━━━━━ SUPPLIED MATERIAL ━━━━━
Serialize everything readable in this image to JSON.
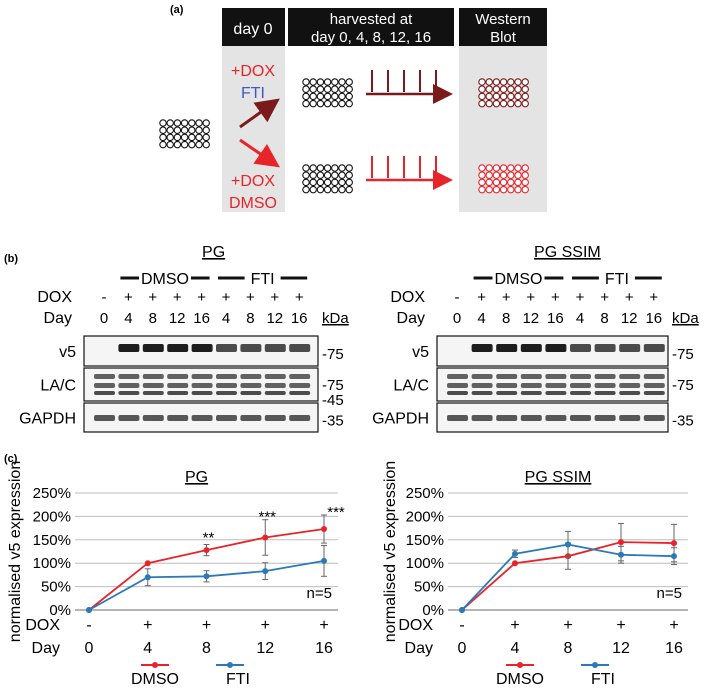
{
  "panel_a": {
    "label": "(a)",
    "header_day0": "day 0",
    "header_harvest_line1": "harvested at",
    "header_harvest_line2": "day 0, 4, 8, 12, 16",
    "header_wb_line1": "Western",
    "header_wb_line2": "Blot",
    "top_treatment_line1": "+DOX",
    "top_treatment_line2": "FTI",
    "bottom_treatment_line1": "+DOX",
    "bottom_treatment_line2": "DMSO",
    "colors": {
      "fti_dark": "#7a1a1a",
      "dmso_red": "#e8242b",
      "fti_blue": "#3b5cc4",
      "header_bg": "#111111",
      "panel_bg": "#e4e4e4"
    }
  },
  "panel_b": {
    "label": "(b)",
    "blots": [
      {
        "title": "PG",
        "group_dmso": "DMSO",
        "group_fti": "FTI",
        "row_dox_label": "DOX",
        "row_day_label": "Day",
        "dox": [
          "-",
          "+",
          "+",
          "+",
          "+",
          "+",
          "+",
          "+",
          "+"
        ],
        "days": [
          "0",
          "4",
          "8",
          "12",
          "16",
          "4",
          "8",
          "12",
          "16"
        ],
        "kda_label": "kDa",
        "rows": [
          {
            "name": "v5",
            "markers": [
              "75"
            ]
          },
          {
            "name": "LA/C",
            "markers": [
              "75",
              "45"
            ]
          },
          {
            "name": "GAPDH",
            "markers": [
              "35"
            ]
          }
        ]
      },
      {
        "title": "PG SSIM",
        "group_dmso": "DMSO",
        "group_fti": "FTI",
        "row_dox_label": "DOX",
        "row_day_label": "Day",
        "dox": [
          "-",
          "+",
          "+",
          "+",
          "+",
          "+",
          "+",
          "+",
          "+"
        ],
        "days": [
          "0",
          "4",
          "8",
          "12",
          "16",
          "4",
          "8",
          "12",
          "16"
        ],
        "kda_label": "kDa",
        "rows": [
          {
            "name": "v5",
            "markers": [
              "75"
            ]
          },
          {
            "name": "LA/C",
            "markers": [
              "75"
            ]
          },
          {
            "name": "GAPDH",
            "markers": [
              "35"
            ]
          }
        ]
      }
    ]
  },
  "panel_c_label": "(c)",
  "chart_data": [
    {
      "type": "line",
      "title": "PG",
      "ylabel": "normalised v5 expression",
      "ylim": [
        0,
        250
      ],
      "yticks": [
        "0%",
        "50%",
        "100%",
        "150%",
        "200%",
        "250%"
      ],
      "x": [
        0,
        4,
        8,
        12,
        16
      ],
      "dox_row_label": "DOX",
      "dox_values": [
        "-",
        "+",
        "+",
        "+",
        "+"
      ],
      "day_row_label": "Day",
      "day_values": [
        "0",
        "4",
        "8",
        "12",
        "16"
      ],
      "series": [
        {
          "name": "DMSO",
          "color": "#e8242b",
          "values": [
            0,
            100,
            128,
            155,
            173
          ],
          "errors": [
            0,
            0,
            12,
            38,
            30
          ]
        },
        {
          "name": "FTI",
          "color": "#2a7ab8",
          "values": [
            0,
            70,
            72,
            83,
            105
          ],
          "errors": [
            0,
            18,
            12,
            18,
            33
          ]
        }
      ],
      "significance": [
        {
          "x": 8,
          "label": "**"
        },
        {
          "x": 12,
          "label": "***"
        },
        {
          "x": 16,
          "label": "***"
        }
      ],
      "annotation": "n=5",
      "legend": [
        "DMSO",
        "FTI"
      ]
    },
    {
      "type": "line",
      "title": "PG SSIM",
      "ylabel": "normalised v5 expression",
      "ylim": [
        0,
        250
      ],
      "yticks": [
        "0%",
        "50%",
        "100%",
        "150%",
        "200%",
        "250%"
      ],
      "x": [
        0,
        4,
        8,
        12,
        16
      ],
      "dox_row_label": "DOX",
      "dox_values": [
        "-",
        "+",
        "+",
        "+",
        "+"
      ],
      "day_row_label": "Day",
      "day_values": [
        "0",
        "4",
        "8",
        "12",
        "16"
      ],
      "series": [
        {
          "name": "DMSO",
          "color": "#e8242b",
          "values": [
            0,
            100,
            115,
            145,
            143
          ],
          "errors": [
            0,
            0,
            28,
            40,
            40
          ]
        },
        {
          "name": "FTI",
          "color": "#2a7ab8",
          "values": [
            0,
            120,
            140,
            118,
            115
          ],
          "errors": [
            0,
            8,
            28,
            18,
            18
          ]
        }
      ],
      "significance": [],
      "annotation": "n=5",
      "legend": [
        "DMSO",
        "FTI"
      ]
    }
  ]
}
━━━━━
━━━━━ SUPPLIED MATERIAL ━━━━━
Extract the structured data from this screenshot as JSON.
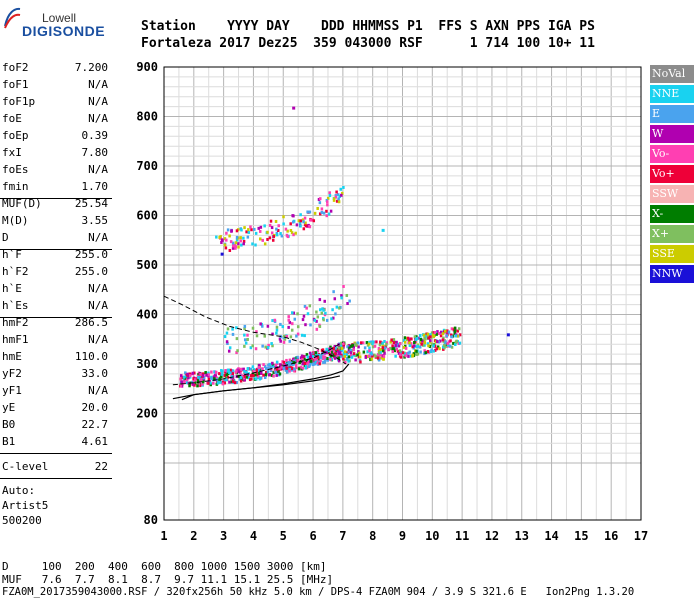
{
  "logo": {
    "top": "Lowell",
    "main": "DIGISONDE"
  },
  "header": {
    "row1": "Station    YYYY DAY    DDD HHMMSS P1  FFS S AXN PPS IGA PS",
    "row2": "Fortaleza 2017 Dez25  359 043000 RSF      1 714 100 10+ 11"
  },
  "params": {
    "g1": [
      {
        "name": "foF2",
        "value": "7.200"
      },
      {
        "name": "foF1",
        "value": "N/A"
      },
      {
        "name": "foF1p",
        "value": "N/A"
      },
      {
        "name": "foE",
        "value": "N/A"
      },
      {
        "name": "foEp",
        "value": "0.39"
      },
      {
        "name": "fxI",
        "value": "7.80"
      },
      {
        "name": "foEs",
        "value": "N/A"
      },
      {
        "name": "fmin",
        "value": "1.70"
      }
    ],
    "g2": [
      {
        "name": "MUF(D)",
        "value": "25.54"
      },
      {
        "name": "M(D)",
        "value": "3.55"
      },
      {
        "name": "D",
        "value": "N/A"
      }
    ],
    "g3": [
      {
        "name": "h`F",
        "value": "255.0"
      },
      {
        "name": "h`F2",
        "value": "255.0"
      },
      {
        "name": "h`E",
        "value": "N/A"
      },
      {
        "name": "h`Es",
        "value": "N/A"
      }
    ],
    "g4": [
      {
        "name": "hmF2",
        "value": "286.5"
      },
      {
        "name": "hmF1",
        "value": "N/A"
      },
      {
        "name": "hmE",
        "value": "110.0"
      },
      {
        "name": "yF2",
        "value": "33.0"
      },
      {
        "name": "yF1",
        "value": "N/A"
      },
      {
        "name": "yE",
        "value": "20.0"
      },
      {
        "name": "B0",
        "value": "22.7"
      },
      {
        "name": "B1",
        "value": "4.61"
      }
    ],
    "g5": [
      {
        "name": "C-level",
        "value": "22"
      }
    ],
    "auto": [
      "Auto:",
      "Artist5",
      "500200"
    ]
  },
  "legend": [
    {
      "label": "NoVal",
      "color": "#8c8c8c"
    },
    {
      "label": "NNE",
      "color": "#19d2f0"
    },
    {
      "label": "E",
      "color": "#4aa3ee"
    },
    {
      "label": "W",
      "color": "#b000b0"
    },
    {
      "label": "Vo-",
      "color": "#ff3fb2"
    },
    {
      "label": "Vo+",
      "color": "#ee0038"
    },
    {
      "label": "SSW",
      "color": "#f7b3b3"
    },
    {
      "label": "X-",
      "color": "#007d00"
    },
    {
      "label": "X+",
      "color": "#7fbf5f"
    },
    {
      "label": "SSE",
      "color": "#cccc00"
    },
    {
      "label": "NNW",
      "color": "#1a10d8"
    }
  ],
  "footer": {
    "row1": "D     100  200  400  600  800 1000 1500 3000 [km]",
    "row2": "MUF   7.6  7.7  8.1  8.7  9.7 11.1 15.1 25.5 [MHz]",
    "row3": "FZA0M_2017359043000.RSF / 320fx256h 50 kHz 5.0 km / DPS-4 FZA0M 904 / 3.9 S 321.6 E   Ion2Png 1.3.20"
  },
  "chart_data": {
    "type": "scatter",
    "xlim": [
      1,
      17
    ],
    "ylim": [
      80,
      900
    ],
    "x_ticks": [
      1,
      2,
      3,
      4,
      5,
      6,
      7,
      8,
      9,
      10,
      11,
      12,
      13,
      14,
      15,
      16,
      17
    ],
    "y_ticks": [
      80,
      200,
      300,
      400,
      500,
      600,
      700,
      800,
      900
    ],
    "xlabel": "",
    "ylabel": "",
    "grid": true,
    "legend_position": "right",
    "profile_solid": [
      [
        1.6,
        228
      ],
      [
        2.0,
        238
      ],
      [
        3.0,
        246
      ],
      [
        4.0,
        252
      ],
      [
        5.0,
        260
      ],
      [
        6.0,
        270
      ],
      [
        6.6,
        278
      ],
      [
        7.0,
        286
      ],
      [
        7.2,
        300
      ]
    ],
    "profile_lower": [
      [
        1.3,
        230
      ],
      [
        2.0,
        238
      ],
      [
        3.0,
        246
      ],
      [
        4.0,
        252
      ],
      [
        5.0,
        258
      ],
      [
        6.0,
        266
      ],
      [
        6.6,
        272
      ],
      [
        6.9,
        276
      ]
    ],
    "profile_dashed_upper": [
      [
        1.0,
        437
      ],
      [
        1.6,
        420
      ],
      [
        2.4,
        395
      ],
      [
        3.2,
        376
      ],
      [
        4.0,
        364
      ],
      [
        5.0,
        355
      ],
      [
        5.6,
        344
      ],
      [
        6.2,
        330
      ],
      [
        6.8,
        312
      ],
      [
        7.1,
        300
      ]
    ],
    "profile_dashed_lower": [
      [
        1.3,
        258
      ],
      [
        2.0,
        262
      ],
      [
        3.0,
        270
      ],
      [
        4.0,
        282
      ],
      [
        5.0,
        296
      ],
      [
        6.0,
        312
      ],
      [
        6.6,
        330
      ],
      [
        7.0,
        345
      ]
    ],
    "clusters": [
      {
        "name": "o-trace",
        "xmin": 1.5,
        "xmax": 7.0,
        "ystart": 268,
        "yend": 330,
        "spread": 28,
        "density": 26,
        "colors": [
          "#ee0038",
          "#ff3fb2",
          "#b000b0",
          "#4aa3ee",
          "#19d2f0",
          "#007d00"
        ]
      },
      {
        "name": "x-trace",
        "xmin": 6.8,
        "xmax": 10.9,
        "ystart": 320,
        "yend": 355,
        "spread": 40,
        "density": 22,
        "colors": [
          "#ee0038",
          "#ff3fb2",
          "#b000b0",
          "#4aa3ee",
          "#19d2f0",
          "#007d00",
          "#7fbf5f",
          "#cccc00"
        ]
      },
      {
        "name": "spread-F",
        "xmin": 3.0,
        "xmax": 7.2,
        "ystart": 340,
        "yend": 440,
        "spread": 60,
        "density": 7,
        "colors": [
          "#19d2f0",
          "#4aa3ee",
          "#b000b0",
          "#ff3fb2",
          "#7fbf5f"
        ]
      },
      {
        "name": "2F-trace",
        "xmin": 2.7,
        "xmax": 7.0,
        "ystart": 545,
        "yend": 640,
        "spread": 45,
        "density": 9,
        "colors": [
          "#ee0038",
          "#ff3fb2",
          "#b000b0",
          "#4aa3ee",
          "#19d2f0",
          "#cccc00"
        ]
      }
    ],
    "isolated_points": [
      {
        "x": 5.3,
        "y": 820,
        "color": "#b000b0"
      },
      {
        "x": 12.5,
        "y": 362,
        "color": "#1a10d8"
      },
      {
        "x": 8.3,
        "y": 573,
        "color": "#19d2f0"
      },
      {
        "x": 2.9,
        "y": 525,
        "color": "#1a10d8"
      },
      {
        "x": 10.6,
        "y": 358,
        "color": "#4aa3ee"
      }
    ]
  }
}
━━━━━
→ **EXERCISE GOAL**: In the entries above, find lines with "trace" and copy each.

→ **SOLUTION TO THIS EXERCISE**:
        "name": "o-trace",
        "name": "x-trace",
        "name": "2F-trace",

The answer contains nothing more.